## YOUR TASK
Report only how many lines of the entries below contain the string "جنگی".

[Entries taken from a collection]
___

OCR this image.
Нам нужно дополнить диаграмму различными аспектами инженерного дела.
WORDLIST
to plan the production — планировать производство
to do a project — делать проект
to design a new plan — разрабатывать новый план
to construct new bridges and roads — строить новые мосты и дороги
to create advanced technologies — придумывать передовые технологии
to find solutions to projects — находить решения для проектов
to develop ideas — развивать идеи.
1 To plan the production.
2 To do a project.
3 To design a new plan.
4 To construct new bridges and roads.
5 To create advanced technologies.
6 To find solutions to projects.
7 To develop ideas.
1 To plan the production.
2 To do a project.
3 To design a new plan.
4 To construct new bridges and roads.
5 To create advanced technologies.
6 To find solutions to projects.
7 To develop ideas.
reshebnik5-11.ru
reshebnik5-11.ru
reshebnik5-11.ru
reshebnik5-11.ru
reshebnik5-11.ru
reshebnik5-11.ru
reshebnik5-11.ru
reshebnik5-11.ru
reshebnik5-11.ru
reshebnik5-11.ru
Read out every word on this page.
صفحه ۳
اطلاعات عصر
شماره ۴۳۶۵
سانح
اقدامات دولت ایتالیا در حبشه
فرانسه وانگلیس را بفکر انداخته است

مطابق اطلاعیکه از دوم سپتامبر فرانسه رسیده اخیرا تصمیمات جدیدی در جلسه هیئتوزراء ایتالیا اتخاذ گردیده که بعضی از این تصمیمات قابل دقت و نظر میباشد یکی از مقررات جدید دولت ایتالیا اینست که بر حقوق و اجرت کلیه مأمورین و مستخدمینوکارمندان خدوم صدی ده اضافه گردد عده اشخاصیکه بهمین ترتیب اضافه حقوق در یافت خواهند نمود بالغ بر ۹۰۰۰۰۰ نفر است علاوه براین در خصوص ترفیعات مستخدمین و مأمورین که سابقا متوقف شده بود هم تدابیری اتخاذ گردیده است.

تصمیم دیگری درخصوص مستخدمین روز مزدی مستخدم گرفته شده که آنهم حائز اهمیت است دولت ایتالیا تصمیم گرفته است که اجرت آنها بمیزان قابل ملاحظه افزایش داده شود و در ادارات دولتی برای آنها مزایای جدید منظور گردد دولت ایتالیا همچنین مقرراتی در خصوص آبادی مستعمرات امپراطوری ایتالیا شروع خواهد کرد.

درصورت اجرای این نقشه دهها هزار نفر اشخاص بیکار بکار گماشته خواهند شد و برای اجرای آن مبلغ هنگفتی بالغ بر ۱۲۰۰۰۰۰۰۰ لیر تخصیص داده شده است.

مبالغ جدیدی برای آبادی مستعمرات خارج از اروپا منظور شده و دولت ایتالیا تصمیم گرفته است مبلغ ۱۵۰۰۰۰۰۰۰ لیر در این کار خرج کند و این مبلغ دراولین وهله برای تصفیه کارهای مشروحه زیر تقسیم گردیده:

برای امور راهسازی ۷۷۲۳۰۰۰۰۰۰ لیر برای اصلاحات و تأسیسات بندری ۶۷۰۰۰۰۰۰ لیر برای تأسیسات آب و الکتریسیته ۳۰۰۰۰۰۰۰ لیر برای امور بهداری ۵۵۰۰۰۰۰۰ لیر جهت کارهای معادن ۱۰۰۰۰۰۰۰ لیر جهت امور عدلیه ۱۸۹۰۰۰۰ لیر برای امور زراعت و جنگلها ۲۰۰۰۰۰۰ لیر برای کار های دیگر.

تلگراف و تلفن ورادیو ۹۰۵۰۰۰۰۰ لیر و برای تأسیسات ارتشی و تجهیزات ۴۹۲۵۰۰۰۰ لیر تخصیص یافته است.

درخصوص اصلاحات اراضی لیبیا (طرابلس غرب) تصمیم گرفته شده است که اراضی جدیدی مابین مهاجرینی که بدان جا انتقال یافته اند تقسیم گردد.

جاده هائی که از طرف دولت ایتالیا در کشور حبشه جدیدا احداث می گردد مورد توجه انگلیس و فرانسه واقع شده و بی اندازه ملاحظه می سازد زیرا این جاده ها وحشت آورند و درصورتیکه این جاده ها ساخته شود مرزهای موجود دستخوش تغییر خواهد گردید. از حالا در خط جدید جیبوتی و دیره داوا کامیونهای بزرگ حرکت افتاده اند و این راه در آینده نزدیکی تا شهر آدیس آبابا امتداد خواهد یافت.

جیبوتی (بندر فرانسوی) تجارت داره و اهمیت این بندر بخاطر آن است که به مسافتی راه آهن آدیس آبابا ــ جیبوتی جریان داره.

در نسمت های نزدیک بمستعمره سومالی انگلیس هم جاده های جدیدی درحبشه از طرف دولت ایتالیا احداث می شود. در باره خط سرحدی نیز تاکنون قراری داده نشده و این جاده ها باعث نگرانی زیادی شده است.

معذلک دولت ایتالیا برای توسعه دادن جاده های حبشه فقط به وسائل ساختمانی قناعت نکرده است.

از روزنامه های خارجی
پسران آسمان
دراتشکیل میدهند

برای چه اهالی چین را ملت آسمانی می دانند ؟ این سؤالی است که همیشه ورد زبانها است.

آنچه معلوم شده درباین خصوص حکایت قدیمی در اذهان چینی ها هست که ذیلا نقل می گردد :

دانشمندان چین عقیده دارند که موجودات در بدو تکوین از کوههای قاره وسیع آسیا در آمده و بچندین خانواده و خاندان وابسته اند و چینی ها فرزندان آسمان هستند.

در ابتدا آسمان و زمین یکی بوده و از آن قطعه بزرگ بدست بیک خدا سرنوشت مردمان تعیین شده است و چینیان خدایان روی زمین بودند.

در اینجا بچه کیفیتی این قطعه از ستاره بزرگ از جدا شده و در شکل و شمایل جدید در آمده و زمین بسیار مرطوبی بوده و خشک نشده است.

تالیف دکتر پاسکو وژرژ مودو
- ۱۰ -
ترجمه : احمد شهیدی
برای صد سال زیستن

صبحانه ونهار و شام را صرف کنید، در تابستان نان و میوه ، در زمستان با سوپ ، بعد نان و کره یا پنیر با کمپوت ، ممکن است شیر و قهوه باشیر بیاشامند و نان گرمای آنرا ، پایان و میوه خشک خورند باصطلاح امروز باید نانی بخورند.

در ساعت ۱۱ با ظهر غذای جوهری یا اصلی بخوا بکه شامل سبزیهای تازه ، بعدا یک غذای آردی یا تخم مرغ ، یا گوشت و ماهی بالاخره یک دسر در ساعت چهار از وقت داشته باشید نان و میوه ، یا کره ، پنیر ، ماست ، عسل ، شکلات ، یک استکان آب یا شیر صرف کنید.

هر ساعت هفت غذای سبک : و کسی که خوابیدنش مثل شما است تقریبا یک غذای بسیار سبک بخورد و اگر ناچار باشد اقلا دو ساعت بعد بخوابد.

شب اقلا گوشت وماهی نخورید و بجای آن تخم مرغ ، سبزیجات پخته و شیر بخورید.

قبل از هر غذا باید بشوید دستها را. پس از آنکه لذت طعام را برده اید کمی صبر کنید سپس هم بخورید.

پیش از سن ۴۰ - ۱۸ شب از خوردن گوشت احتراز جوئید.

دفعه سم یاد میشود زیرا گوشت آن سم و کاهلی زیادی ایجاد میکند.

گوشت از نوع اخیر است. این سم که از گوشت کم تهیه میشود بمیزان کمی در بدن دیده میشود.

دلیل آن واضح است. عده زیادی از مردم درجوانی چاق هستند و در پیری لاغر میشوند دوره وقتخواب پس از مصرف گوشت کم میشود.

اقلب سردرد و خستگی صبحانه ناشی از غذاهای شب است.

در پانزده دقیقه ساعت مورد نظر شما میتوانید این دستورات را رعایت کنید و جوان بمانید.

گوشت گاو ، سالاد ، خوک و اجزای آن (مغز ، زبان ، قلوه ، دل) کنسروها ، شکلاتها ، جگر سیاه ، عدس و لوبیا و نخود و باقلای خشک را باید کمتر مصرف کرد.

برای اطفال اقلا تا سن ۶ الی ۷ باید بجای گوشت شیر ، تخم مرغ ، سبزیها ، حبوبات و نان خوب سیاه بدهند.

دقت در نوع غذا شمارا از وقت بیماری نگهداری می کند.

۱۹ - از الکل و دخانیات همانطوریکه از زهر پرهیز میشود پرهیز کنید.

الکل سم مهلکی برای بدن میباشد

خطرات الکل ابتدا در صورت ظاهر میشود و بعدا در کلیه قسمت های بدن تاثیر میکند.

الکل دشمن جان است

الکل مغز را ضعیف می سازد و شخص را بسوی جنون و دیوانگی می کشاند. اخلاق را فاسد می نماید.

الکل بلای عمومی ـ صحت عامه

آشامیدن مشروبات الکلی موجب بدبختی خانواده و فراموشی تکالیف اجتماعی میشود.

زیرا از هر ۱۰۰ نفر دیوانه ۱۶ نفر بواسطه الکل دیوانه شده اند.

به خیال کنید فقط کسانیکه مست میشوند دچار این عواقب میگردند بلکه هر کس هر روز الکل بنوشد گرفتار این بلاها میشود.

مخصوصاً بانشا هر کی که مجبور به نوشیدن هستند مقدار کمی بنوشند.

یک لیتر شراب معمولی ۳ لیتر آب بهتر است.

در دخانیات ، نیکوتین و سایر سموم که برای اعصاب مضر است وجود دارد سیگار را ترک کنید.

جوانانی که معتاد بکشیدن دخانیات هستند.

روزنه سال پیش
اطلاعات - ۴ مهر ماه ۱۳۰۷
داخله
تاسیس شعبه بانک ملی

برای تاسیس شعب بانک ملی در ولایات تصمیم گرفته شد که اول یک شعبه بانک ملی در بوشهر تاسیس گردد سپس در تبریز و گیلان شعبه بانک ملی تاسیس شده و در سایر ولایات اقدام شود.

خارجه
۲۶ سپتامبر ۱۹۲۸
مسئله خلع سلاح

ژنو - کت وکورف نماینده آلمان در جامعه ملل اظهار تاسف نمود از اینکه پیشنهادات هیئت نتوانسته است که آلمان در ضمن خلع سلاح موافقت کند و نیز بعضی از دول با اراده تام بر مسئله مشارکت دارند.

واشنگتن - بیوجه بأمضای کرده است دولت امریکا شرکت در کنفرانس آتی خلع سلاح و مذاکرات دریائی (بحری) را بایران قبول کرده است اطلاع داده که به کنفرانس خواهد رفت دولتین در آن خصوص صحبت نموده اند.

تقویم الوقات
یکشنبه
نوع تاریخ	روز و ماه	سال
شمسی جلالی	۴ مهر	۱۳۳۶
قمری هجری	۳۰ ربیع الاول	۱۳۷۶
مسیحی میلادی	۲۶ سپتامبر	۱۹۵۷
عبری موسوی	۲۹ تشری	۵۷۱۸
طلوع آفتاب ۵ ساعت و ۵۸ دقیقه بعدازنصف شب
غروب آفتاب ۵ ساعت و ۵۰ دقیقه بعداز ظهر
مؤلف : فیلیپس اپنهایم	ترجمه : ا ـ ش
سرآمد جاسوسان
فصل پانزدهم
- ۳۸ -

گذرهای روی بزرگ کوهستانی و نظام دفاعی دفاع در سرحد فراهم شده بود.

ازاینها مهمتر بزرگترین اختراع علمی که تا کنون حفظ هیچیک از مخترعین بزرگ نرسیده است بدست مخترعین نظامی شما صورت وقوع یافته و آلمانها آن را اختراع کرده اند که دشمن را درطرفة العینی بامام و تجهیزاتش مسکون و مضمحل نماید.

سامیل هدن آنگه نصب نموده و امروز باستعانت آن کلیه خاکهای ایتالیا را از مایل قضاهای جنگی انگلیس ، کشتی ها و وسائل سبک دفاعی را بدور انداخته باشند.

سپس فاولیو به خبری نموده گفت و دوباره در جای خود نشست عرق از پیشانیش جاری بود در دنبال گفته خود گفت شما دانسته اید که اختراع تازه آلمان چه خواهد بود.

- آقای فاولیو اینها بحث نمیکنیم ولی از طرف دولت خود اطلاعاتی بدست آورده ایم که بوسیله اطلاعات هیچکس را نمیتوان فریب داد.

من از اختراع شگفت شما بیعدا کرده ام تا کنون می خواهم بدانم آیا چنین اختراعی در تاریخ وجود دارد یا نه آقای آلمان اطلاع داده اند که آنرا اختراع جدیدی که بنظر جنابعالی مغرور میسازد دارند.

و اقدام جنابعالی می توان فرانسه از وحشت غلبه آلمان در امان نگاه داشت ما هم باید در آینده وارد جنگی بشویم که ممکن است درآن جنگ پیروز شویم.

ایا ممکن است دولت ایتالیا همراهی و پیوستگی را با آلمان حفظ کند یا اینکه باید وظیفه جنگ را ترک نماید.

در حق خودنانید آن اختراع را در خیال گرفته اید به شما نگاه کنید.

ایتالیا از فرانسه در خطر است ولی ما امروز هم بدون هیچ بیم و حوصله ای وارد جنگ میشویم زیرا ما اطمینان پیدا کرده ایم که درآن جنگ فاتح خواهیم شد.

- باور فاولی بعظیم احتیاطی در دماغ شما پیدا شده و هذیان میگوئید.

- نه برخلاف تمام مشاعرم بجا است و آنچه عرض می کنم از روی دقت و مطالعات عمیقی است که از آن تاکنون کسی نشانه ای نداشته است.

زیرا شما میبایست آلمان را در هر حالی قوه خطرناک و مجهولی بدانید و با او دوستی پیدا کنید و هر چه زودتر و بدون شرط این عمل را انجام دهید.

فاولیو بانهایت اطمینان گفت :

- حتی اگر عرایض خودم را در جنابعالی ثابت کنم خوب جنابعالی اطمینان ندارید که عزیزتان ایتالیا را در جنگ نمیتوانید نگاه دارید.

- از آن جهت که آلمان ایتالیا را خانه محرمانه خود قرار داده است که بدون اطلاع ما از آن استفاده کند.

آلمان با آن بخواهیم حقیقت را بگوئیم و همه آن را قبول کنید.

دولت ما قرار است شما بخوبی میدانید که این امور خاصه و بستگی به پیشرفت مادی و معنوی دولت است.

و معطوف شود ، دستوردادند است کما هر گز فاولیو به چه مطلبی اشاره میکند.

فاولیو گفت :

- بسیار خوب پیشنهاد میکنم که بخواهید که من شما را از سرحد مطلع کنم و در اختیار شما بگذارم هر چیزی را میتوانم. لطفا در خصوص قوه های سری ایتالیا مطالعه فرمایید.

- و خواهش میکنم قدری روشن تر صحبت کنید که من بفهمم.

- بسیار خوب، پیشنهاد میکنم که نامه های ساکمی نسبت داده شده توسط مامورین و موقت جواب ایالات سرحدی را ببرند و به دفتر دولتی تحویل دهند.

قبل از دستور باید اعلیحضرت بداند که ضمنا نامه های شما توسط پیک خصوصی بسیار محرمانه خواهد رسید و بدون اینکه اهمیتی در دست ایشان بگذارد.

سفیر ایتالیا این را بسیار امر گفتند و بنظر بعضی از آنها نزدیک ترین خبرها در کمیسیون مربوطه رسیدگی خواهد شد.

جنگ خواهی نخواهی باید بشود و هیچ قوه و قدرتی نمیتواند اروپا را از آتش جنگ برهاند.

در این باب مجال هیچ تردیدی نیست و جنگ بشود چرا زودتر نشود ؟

___

## PROBLEM SOLUTION
2